- What is asked
Go through the entries below and pick out every line with "this".

[A run of records]
______________________________

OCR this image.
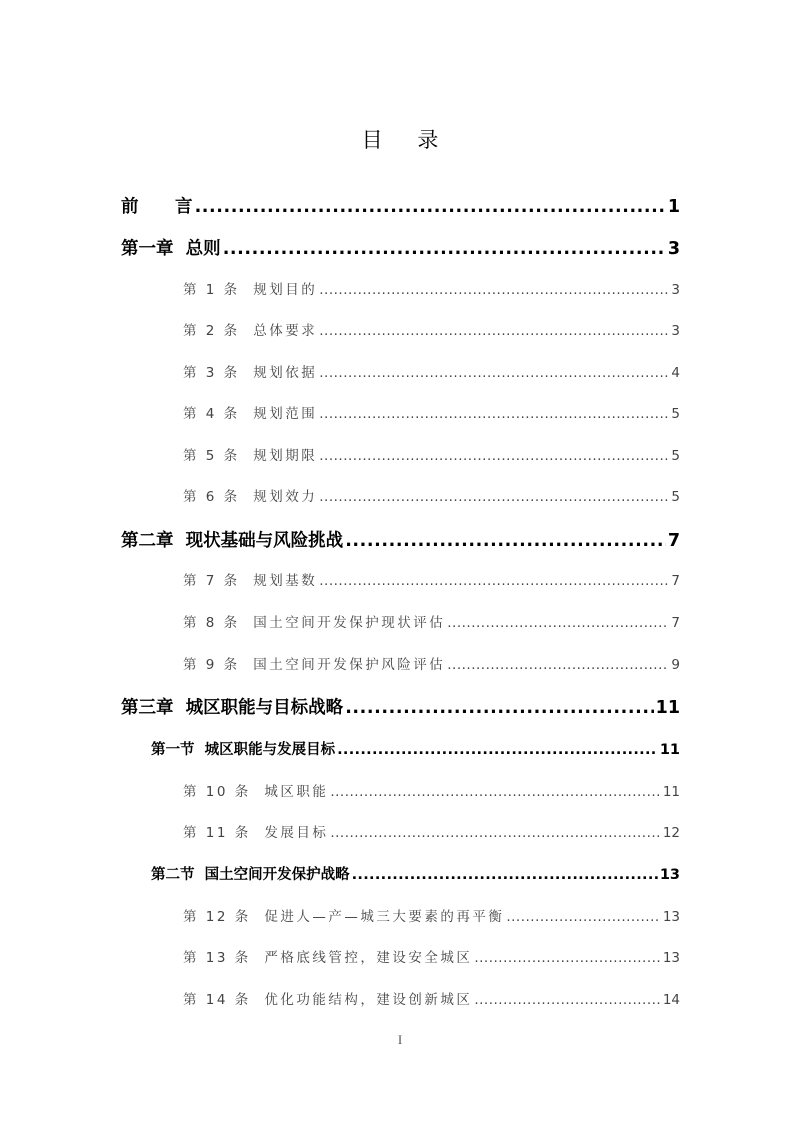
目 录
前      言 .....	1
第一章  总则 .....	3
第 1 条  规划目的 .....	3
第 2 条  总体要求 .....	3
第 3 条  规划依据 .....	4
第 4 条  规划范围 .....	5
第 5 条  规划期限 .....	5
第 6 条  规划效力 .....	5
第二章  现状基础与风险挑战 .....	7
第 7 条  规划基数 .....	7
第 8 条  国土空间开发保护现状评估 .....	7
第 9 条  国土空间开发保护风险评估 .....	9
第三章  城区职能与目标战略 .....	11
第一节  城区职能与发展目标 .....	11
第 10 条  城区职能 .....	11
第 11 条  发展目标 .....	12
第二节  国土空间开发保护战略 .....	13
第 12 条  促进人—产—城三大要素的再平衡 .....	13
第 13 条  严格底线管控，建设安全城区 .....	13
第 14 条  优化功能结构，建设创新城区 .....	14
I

______________________________

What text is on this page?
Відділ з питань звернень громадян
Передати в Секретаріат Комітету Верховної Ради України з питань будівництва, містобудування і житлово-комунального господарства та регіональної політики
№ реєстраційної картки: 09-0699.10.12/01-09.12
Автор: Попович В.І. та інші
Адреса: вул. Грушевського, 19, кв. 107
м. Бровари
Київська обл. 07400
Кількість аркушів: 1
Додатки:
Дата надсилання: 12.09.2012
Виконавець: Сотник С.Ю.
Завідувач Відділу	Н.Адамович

______________________________

- The output
OCR this image.
What text is on this page?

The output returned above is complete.